2023-10-12 01:44:07 ET
Summary
- Howard Marks discusses the importance of understanding market cycles and how they impact investment decisions.
- Oaktree Specialty Lending is an 11% dividend-yielding fund that emphasizes the significance of increasing credit spreads as an indicator of future profitability.
- OCSL saw yields well above the current 11% yield in the last GFC with an elevated share price to boot.
- Another recession could see both improved yields and capital appreciation from this fund.
Mastering The Market Cycle With Howard Marks
An excellent book covering the market cycle of specialty credit is Howard Marks' Mastering the Market Cycle . In the book he details the specific situations under which specialty lenders can take advantage of times when the credit window "begins to shut" and capital becomes more difficult to come by. The Oaktree Specialty Lending Corporation (OCSL) is a $3.2 Billion fund set up to take advantage of the pain that a difficult lending environment presents. The aforementioned book details the simple mantra of the company when looking at distressed debt, "good company, bad balance sheet".
In essence, Oaktree and Howard Marks expect profitability to be at its maxim in times of high interest rates and economic turmoil. When borrowing is easy, or as Marks says the "window is wide open", the fund is not as profitable. If Mark's profitability in the last credit tightening cycle is an indicator of future opportunities, this could be an excellent entry point before general business loans become more difficult to attain.
Yield history
Here we can see the record of the yield versus history. A large run-up in yield occurred in the GFC of 2008-2012. Marks, along with Michael Burry, Steve Eisman, and Jamie Mai are all well-noted profiteers of the huge housing crisis that led to a credit tightening cycle the like of which had not been seen for decades. At this point, not only did the yield of this closed-end fund spike but so did the share price:
As seen from the above, this fund is at its most profitable, and valuable in times of pain. Mastering The Market Cycle does a great job of detailing the theorem behind the profitability with an excellent analogy to the credit window.

GOAL A:
Repeat the passage of the Oaktree Specialty Lending article that opens with the words containing "2023-10-12 01:44:07 ET" and closes with "of future profitability.".
GOAL B:
Answer these questions using the Oaktree Specialty Lending article:
(i) How large is the Oaktree Specialty Lending Corporation fund in dollars?
(ii) What phrase describes the company's mantra when looking at distressed debt?
(iii) Over which years did the large run-up in yield during the GFC occur?

EXCERPTED DATA:
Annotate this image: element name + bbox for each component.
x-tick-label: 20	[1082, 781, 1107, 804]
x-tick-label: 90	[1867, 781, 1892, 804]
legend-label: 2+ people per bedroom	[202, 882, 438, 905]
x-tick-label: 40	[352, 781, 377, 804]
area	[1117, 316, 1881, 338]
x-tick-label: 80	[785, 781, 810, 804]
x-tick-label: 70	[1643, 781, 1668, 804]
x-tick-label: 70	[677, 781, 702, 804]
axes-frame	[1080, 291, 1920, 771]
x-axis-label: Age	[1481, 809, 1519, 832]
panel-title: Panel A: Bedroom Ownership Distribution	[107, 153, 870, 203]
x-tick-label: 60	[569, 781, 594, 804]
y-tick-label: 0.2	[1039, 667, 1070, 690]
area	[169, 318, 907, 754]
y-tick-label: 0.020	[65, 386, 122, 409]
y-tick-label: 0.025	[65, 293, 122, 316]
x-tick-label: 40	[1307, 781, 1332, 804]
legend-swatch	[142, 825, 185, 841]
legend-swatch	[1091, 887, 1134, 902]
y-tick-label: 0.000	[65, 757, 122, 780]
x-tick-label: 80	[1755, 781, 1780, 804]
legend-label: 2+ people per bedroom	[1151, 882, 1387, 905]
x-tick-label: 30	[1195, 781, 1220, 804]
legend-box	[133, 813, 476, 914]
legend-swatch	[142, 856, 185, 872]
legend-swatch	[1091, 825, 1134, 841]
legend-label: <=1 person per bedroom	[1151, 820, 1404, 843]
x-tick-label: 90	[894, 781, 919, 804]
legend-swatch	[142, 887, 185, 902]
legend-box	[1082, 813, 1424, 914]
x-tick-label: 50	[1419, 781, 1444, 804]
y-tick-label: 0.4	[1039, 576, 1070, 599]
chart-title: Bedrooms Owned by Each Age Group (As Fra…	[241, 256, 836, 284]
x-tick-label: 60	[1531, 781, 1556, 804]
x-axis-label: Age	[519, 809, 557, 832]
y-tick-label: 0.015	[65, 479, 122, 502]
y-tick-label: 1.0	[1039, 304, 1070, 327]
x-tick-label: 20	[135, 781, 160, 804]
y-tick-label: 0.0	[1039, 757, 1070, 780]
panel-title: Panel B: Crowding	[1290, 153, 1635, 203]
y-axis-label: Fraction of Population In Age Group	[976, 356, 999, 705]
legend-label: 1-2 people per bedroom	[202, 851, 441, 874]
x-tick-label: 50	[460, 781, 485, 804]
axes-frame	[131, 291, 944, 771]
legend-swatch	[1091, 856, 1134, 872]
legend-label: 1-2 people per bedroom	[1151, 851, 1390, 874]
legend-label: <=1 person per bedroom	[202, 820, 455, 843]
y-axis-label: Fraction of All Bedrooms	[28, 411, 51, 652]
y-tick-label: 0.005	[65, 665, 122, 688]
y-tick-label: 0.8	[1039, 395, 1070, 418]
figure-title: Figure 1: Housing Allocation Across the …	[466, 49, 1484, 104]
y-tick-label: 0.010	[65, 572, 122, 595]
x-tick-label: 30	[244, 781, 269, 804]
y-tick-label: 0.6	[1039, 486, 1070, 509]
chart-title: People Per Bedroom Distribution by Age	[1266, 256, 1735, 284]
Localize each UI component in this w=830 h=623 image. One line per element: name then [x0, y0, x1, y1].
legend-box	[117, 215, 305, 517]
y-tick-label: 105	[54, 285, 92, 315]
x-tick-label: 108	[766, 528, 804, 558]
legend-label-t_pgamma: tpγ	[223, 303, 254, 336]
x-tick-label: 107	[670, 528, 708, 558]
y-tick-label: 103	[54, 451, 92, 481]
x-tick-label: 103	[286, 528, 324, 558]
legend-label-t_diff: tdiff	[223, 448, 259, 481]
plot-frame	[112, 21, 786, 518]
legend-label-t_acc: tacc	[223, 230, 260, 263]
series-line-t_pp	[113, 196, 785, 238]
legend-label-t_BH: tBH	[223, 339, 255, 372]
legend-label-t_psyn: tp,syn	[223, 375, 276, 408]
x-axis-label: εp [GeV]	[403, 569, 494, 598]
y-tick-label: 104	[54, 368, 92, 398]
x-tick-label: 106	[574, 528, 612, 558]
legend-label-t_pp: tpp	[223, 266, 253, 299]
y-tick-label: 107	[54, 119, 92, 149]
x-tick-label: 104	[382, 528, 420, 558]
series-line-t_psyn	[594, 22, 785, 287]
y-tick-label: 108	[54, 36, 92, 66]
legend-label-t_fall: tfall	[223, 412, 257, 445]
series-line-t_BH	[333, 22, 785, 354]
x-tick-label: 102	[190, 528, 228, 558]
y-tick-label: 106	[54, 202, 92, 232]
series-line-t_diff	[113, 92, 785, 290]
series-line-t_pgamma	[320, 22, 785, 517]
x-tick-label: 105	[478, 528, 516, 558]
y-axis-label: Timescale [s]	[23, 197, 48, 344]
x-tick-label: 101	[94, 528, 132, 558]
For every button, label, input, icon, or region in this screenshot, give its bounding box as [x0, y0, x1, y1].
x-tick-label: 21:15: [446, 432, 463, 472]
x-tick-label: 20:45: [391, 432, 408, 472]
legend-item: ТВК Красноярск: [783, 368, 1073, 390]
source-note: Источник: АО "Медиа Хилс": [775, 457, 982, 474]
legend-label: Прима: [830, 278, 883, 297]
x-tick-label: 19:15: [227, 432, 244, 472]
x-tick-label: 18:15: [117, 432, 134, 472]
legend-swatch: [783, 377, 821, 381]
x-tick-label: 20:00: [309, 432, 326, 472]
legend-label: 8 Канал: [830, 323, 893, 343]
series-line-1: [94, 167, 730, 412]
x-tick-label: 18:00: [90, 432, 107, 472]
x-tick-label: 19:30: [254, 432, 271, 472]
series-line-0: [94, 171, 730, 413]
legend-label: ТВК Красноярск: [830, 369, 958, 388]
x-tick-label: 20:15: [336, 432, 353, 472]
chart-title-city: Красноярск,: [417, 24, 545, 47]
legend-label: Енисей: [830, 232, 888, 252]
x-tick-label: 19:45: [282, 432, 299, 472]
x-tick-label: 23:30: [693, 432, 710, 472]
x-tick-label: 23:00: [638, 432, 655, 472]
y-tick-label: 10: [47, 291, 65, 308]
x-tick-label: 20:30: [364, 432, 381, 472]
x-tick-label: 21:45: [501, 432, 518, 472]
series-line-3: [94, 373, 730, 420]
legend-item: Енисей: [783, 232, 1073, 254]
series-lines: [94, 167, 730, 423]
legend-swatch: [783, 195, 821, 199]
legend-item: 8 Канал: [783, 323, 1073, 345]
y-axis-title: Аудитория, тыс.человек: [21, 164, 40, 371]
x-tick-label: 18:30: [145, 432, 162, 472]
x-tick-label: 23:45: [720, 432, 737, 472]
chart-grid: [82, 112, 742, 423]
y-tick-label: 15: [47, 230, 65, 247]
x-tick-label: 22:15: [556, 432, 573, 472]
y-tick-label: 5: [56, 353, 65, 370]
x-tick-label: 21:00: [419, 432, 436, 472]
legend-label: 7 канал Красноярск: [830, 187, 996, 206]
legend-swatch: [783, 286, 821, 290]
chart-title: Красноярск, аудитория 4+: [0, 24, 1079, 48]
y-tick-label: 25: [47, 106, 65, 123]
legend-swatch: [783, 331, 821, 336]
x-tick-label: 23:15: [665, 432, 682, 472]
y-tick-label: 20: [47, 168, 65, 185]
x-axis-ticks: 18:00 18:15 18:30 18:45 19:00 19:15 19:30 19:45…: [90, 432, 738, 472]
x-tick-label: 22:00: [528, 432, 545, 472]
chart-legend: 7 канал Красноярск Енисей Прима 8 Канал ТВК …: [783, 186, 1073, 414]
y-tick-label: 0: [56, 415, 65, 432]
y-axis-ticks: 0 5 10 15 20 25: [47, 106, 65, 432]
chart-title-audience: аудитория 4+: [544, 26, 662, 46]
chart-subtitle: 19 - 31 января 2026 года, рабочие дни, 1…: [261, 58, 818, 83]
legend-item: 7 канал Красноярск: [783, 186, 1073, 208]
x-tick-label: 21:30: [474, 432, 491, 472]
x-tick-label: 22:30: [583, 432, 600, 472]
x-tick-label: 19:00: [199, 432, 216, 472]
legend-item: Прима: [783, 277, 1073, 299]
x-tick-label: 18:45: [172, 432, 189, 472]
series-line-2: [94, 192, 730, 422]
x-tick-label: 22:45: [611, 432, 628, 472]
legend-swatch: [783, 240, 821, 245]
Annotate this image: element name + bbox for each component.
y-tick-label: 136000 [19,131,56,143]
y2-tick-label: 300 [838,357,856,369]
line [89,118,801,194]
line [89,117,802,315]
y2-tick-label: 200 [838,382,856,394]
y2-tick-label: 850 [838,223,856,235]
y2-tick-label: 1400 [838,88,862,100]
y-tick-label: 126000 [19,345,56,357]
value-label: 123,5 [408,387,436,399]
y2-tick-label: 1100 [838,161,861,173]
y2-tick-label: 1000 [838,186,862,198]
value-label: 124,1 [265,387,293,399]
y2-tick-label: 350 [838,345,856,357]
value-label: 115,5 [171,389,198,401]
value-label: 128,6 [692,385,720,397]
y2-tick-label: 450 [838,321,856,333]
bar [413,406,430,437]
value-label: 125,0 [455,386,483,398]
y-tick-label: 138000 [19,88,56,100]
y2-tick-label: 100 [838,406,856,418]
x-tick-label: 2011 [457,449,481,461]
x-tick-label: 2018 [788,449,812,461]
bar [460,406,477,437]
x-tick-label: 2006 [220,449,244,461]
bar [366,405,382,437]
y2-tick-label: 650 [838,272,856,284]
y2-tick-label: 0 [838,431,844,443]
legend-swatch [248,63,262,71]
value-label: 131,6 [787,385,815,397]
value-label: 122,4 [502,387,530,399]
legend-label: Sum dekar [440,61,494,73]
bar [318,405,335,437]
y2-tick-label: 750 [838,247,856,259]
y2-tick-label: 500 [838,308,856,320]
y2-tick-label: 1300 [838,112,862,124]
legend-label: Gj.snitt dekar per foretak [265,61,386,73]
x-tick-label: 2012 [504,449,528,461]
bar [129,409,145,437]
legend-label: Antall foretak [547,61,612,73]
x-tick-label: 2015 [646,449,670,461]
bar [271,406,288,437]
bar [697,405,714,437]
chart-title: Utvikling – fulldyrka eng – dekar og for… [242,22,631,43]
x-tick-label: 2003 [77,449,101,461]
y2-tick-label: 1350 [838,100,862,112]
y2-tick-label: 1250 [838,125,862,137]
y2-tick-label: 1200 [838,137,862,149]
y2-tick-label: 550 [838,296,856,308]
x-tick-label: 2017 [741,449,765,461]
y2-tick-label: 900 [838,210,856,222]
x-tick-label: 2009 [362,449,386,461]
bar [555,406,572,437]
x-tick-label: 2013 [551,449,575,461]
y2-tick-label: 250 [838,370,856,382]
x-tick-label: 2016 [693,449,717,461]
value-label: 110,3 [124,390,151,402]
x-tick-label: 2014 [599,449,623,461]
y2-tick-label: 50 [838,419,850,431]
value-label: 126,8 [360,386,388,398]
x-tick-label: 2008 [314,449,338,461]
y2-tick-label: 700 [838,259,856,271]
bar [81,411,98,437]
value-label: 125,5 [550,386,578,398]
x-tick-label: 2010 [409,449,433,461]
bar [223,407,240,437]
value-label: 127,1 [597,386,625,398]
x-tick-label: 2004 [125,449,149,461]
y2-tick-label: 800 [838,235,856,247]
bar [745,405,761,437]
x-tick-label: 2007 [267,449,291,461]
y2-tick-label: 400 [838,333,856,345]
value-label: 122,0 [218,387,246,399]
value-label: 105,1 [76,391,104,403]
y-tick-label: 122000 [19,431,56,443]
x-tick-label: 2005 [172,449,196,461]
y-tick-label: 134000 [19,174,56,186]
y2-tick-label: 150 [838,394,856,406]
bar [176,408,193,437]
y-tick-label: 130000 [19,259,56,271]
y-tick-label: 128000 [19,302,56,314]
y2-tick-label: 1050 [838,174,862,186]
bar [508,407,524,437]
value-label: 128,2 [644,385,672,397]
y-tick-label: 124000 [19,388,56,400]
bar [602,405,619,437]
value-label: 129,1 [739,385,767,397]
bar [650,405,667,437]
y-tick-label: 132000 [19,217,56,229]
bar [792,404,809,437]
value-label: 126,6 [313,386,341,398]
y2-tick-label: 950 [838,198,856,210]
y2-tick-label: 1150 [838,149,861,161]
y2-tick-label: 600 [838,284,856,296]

ANSWER A:
2023-10-12 01:44:07 ET
Summary
- Howard Marks discusses the importance of understanding market cycles and how they impact investment decisions.
- Oaktree Specialty Lending is an 11% dividend-yielding fund that emphasizes the significance of increasing credit spreads as an indicator of future profitability.

ANSWER B:
(i) $3.2 Billion
(ii) "good company, bad balance sheet"
(iii) 2008-2012